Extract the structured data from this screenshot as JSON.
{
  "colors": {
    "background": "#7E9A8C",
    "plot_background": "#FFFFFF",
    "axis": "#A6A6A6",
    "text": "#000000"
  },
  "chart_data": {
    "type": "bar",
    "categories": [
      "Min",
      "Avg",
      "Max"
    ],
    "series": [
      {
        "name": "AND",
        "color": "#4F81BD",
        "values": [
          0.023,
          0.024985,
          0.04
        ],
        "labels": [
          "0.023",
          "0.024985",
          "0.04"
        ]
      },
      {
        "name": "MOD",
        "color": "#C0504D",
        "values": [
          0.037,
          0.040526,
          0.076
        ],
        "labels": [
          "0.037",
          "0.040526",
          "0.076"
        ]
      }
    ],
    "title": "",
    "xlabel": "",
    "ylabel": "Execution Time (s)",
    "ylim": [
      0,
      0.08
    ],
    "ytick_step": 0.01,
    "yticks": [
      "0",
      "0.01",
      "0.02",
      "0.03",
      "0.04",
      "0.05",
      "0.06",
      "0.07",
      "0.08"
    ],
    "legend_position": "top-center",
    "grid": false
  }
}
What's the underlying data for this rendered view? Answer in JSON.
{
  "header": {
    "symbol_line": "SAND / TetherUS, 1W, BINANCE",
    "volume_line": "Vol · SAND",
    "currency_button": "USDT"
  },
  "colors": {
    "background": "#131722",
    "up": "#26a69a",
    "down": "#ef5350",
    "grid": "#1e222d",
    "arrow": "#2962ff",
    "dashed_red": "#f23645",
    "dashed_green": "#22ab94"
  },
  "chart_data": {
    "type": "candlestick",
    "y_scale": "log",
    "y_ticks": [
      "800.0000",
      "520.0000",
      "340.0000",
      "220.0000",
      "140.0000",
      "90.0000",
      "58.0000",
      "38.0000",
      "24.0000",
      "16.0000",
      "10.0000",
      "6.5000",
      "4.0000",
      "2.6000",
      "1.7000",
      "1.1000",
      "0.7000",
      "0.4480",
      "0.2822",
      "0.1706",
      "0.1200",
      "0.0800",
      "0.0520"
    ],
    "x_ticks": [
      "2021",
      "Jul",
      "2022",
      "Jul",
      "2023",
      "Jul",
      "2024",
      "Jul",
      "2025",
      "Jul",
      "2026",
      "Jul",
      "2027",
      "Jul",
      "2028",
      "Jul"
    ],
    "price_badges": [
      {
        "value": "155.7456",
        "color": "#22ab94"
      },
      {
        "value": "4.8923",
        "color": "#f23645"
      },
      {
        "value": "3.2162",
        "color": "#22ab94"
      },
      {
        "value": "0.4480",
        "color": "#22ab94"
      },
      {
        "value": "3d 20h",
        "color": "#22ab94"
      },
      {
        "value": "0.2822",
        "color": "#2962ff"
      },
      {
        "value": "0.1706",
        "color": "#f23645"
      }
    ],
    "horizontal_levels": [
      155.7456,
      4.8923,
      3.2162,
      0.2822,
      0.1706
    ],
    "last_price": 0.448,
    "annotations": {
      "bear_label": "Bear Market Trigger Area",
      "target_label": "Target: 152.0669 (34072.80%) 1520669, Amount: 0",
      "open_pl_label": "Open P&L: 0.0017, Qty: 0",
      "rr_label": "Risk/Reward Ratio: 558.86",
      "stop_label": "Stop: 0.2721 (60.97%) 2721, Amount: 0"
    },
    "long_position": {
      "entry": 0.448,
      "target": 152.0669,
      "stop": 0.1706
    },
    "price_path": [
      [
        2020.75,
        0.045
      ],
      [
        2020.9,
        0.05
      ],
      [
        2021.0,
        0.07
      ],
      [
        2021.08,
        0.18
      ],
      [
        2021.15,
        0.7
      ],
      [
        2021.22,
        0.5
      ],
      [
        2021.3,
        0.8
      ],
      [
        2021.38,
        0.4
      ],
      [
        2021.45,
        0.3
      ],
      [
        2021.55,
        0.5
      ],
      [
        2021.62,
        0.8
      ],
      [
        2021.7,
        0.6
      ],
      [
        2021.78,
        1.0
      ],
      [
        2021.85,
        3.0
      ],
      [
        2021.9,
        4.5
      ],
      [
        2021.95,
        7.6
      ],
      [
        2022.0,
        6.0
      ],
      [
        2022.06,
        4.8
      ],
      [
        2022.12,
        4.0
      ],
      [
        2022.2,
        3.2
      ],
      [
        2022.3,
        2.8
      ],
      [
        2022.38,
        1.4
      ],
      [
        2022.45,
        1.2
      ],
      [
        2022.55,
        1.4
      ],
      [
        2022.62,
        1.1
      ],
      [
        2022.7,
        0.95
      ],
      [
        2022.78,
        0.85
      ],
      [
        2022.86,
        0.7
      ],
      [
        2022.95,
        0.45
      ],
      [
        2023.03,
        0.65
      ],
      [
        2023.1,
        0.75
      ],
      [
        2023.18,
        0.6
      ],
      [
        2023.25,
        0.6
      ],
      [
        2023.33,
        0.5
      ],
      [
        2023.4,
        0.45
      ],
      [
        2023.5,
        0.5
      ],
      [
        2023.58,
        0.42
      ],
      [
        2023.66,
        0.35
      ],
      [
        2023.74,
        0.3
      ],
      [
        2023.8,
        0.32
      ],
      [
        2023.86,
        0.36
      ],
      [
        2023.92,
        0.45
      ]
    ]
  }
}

--*--

TO BE DONE
Copy out the whole listing exactly as written.

RESULT FOR THIS TASK
Extract the structured data from this screenshot as JSON.
{
  "colors": {
    "background": "#7E9A8C",
    "plot_background": "#FFFFFF",
    "axis": "#A6A6A6",
    "text": "#000000"
  },
  "chart_data": {
    "type": "bar",
    "categories": [
      "Min",
      "Avg",
      "Max"
    ],
    "series": [
      {
        "name": "AND",
        "color": "#4F81BD",
        "values": [
          0.023,
          0.024985,
          0.04
        ],
        "labels": [
          "0.023",
          "0.024985",
          "0.04"
        ]
      },
      {
        "name": "MOD",
        "color": "#C0504D",
        "values": [
          0.037,
          0.040526,
          0.076
        ],
        "labels": [
          "0.037",
          "0.040526",
          "0.076"
        ]
      }
    ],
    "title": "",
    "xlabel": "",
    "ylabel": "Execution Time (s)",
    "ylim": [
      0,
      0.08
    ],
    "ytick_step": 0.01,
    "yticks": [
      "0",
      "0.01",
      "0.02",
      "0.03",
      "0.04",
      "0.05",
      "0.06",
      "0.07",
      "0.08"
    ],
    "legend_position": "top-center",
    "grid": false
  }
}
What's the underlying data for this rendered view? Answer in JSON.
{
  "header": {
    "symbol_line": "SAND / TetherUS, 1W, BINANCE",
    "volume_line": "Vol · SAND",
    "currency_button": "USDT"
  },
  "colors": {
    "background": "#131722",
    "up": "#26a69a",
    "down": "#ef5350",
    "grid": "#1e222d",
    "arrow": "#2962ff",
    "dashed_red": "#f23645",
    "dashed_green": "#22ab94"
  },
  "chart_data": {
    "type": "candlestick",
    "y_scale": "log",
    "y_ticks": [
      "800.0000",
      "520.0000",
      "340.0000",
      "220.0000",
      "140.0000",
      "90.0000",
      "58.0000",
      "38.0000",
      "24.0000",
      "16.0000",
      "10.0000",
      "6.5000",
      "4.0000",
      "2.6000",
      "1.7000",
      "1.1000",
      "0.7000",
      "0.4480",
      "0.2822",
      "0.1706",
      "0.1200",
      "0.0800",
      "0.0520"
    ],
    "x_ticks": [
      "2021",
      "Jul",
      "2022",
      "Jul",
      "2023",
      "Jul",
      "2024",
      "Jul",
      "2025",
      "Jul",
      "2026",
      "Jul",
      "2027",
      "Jul",
      "2028",
      "Jul"
    ],
    "price_badges": [
      {
        "value": "155.7456",
        "color": "#22ab94"
      },
      {
        "value": "4.8923",
        "color": "#f23645"
      },
      {
        "value": "3.2162",
        "color": "#22ab94"
      },
      {
        "value": "0.4480",
        "color": "#22ab94"
      },
      {
        "value": "3d 20h",
        "color": "#22ab94"
      },
      {
        "value": "0.2822",
        "color": "#2962ff"
      },
      {
        "value": "0.1706",
        "color": "#f23645"
      }
    ],
    "horizontal_levels": [
      155.7456,
      4.8923,
      3.2162,
      0.2822,
      0.1706
    ],
    "last_price": 0.448,
    "annotations": {
      "bear_label": "Bear Market Trigger Area",
      "target_label": "Target: 152.0669 (34072.80%) 1520669, Amount: 0",
      "open_pl_label": "Open P&L: 0.0017, Qty: 0",
      "rr_label": "Risk/Reward Ratio: 558.86",
      "stop_label": "Stop: 0.2721 (60.97%) 2721, Amount: 0"
    },
    "long_position": {
      "entry": 0.448,
      "target": 152.0669,
      "stop": 0.1706
    },
    "price_path": [
      [
        2020.75,
        0.045
      ],
      [
        2020.9,
        0.05
      ],
      [
        2021.0,
        0.07
      ],
      [
        2021.08,
        0.18
      ],
      [
        2021.15,
        0.7
      ],
      [
        2021.22,
        0.5
      ],
      [
        2021.3,
        0.8
      ],
      [
        2021.38,
        0.4
      ],
      [
        2021.45,
        0.3
      ],
      [
        2021.55,
        0.5
      ],
      [
        2021.62,
        0.8
      ],
      [
        2021.7,
        0.6
      ],
      [
        2021.78,
        1.0
      ],
      [
        2021.85,
        3.0
      ],
      [
        2021.9,
        4.5
      ],
      [
        2021.95,
        7.6
      ],
      [
        2022.0,
        6.0
      ],
      [
        2022.06,
        4.8
      ],
      [
        2022.12,
        4.0
      ],
      [
        2022.2,
        3.2
      ],
      [
        2022.3,
        2.8
      ],
      [
        2022.38,
        1.4
      ],
      [
        2022.45,
        1.2
      ],
      [
        2022.55,
        1.4
      ],
      [
        2022.62,
        1.1
      ],
      [
        2022.7,
        0.95
      ],
      [
        2022.78,
        0.85
      ],
      [
        2022.86,
        0.7
      ],
      [
        2022.95,
        0.45
      ],
      [
        2023.03,
        0.65
      ],
      [
        2023.1,
        0.75
      ],
      [
        2023.18,
        0.6
      ],
      [
        2023.25,
        0.6
      ],
      [
        2023.33,
        0.5
      ],
      [
        2023.4,
        0.45
      ],
      [
        2023.5,
        0.5
      ],
      [
        2023.58,
        0.42
      ],
      [
        2023.66,
        0.35
      ],
      [
        2023.74,
        0.3
      ],
      [
        2023.8,
        0.32
      ],
      [
        2023.86,
        0.36
      ],
      [
        2023.92,
        0.45
      ]
    ]
  }
}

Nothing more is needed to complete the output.